--- BEGIN ---
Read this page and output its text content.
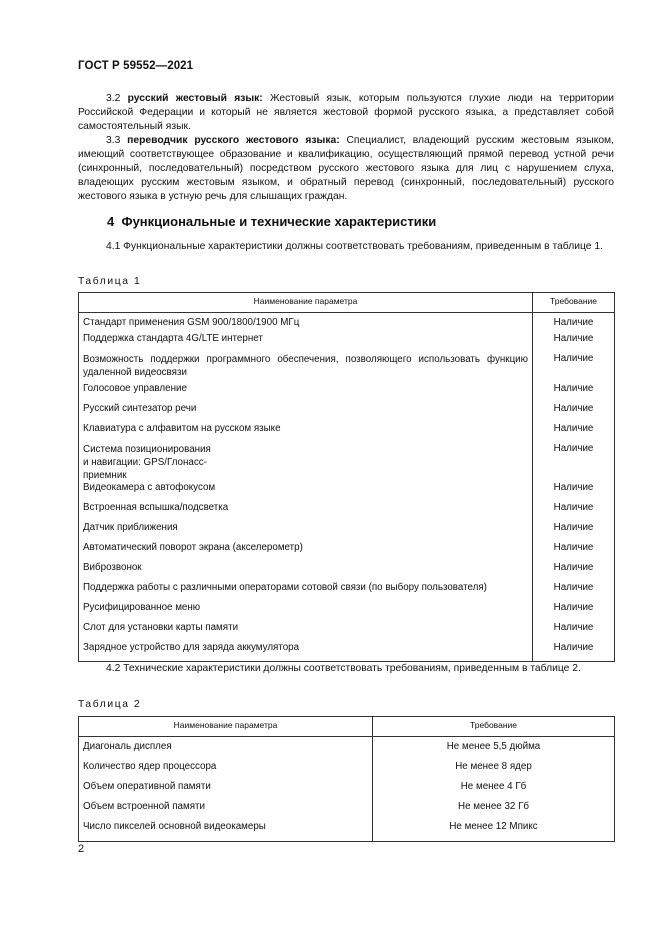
ГОСТ Р 59552—2021
3.2 русский жестовый язык: Жестовый язык, которым пользуются глухие люди на территории Российской Федерации и который не является жестовой формой русского языка, а представляет собой самостоятельный язык.
3.3 переводчик русского жестового языка: Специалист, владеющий русским жестовым языком, имеющий соответствующее образование и квалификацию, осуществляющий прямой перевод устной речи (синхронный, последовательный) посредством русского жестового языка для лиц с нарушением слуха, владеющих русским жестовым языком, и обратный перевод (синхронный, последовательный) русского жестового языка в устную речь для слышащих граждан.
4 Функциональные и технические характеристики
4.1 Функциональные характеристики должны соответствовать требованиям, приведенным в таблице 1.
Таблица 1
Наименование параметра	Требование
Стандарт применения GSM 900/1800/1900 МГц	Наличие
Поддержка стандарта 4G/LTE интернет	Наличие
Возможность поддержки программного обеспечения, позволяющего использовать функцию удаленной видеосвязи	Наличие
Голосовое управление	Наличие
Русский синтезатор речи	Наличие
Клавиатура с алфавитом на русском языке	Наличие
Система позиционирования и навигации: GPS/Глонасс-приемник	Наличие
Видеокамера с автофокусом	Наличие
Встроенная вспышка/подсветка	Наличие
Датчик приближения	Наличие
Автоматический поворот экрана (акселерометр)	Наличие
Виброзвонок	Наличие
Поддержка работы с различными операторами сотовой связи (по выбору пользователя)	Наличие
Русифицированное меню	Наличие
Слот для установки карты памяти	Наличие
Зарядное устройство для заряда аккумулятора	Наличие
4.2 Технические характеристики должны соответствовать требованиям, приведенным в таблице 2.
Таблица 2
Наименование параметра	Требование
Диагональ дисплея	Не менее 5,5 дюйма
Количество ядер процессора	Не менее 8 ядер
Объем оперативной памяти	Не менее 4 Гб
Объем встроенной памяти	Не менее 32 Гб
Число пикселей основной видеокамеры	Не менее 12 Мпикс
2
--- END ---
◆ **Exercise**
Find and copy each line above that includes the string "менее".

◆ **Task output**
Диагональ дисплея	Не менее 5,5 дюйма
Количество ядер процессора	Не менее 8 ядер
Объем оперативной памяти	Не менее 4 Гб
Объем встроенной памяти	Не менее 32 Гб
Число пикселей основной видеокамеры	Не менее 12 Мпикс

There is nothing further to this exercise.